SUPPLIED ENTRIES —
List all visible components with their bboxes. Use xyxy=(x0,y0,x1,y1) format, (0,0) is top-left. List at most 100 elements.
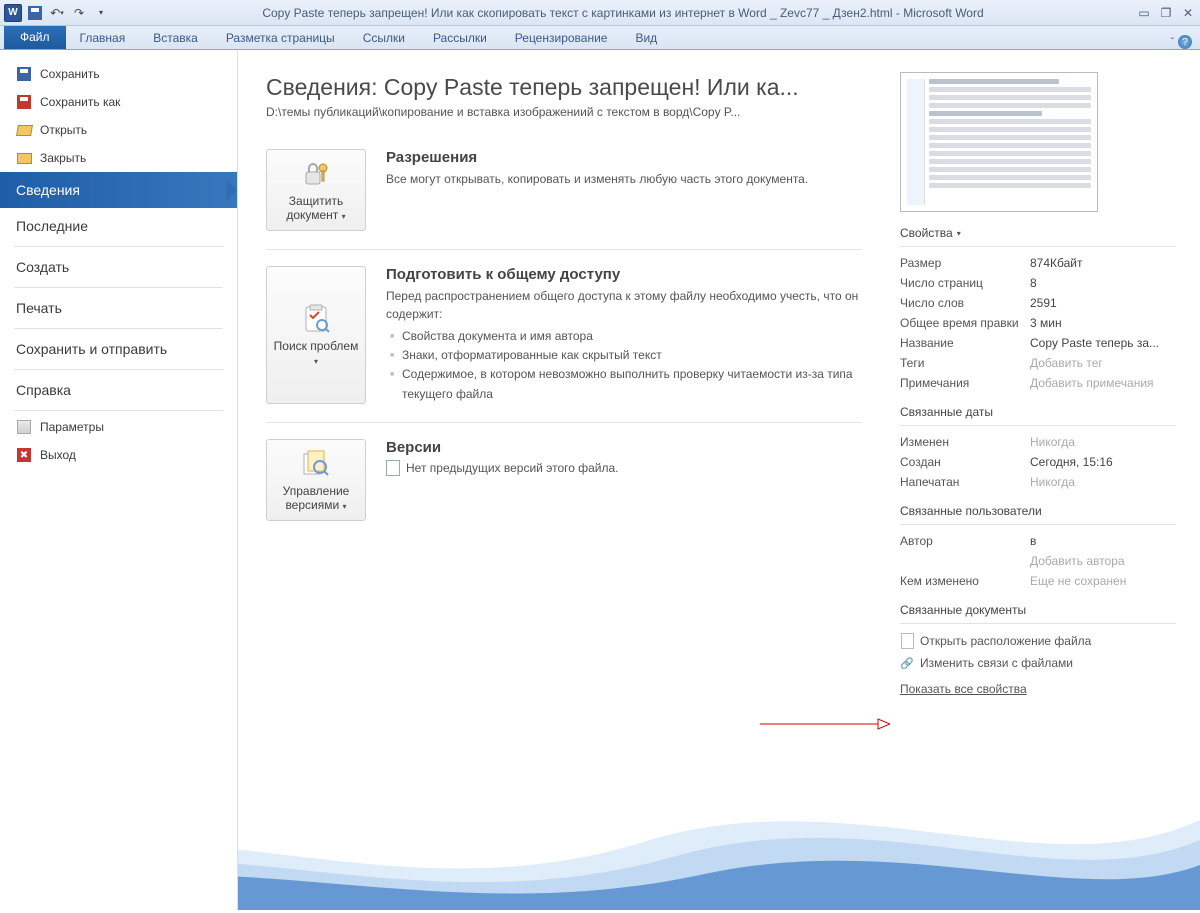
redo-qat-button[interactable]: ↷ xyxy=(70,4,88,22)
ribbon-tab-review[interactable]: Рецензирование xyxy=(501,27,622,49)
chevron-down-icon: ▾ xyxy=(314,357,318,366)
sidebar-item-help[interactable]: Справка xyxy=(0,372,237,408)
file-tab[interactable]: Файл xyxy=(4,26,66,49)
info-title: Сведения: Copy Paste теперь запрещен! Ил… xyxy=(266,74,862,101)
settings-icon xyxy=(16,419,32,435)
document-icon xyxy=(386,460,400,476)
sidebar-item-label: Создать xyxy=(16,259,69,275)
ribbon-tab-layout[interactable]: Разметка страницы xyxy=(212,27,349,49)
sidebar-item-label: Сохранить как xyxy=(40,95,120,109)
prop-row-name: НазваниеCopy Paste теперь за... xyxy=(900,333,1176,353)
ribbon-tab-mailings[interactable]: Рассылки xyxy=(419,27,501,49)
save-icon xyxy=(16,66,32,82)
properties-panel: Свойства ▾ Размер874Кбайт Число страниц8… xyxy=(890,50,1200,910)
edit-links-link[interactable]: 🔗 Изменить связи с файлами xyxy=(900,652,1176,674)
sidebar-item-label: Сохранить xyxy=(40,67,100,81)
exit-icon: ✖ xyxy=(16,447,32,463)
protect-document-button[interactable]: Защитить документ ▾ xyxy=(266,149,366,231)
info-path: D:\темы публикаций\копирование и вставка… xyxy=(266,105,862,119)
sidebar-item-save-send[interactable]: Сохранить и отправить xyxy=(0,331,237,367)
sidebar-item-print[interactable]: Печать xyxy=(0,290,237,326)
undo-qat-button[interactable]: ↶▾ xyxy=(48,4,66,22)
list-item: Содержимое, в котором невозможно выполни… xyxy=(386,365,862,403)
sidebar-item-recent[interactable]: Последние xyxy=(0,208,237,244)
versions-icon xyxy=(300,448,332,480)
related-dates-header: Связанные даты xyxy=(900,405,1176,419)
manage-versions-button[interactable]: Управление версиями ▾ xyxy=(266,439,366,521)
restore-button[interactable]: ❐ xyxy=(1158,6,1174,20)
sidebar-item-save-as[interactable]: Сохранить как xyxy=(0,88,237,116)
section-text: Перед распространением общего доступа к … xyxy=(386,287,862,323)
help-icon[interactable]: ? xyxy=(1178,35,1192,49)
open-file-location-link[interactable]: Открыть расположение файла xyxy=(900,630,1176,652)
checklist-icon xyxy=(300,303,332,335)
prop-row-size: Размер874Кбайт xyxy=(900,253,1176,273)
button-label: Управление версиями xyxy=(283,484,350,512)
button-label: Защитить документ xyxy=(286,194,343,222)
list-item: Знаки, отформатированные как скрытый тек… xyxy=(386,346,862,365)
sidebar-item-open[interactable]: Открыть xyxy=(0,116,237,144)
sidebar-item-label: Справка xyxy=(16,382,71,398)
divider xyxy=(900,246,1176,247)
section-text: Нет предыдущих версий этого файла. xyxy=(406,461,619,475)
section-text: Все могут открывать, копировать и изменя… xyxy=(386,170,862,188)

SHORT PROBLEM — Copy out every line of the entries above word for word, leaving out the pictures.

RIGHT ANSWER —
List all visible components with their bboxes. Use xyxy=(x0,y0,x1,y1) format, (0,0) is top-left. List at most 100 elements.
redo-qat-button[interactable]: ↷ xyxy=(70,4,88,22)
ribbon-tab-review[interactable]: Рецензирование xyxy=(501,27,622,49)
chevron-down-icon: ▾ xyxy=(314,357,318,366)
sidebar-item-help[interactable]: Справка xyxy=(0,372,237,408)
file-tab[interactable]: Файл xyxy=(4,26,66,49)
info-title: Сведения: Copy Paste теперь запрещен! Ил… xyxy=(266,74,862,101)
settings-icon xyxy=(16,419,32,435)
document-icon xyxy=(386,460,400,476)
sidebar-item-label: Создать xyxy=(16,259,69,275)
ribbon-tab-layout[interactable]: Разметка страницы xyxy=(212,27,349,49)
sidebar-item-label: Сохранить как xyxy=(40,95,120,109)
prop-row-name: НазваниеCopy Paste теперь за... xyxy=(900,333,1176,353)
ribbon-tab-mailings[interactable]: Рассылки xyxy=(419,27,501,49)
save-icon xyxy=(16,66,32,82)
properties-panel: Свойства ▾ Размер874Кбайт Число страниц8… xyxy=(890,50,1200,910)
edit-links-link[interactable]: 🔗 Изменить связи с файлами xyxy=(900,652,1176,674)
sidebar-item-label: Сохранить xyxy=(40,67,100,81)
exit-icon: ✖ xyxy=(16,447,32,463)
protect-document-button[interactable]: Защитить документ ▾ xyxy=(266,149,366,231)
info-path: D:\темы публикаций\копирование и вставка… xyxy=(266,105,862,119)
sidebar-item-save-send[interactable]: Сохранить и отправить xyxy=(0,331,237,367)
sidebar-item-print[interactable]: Печать xyxy=(0,290,237,326)
undo-qat-button[interactable]: ↶▾ xyxy=(48,4,66,22)
list-item: Содержимое, в котором невозможно выполни… xyxy=(386,365,862,403)
sidebar-item-recent[interactable]: Последние xyxy=(0,208,237,244)
versions-icon xyxy=(300,448,332,480)
related-dates-header: Связанные даты xyxy=(900,405,1176,419)
manage-versions-button[interactable]: Управление версиями ▾ xyxy=(266,439,366,521)
restore-button[interactable]: ❐ xyxy=(1158,6,1174,20)
sidebar-item-save-as[interactable]: Сохранить как xyxy=(0,88,237,116)
section-text: Перед распространением общего доступа к … xyxy=(386,287,862,323)
help-icon[interactable]: ? xyxy=(1178,35,1192,49)
open-file-location-link[interactable]: Открыть расположение файла xyxy=(900,630,1176,652)
checklist-icon xyxy=(300,303,332,335)
prop-row-size: Размер874Кбайт xyxy=(900,253,1176,273)
button-label: Управление версиями xyxy=(283,484,350,512)
button-label: Защитить документ xyxy=(286,194,343,222)
list-item: Знаки, отформатированные как скрытый тек… xyxy=(386,346,862,365)
sidebar-item-open[interactable]: Открыть xyxy=(0,116,237,144)
sidebar-item-label: Справка xyxy=(16,382,71,398)
divider xyxy=(900,246,1176,247)
section-text: Нет предыдущих версий этого файла. xyxy=(406,461,619,475)
section-text: Все могут открывать, копировать и изменя… xyxy=(386,170,862,188)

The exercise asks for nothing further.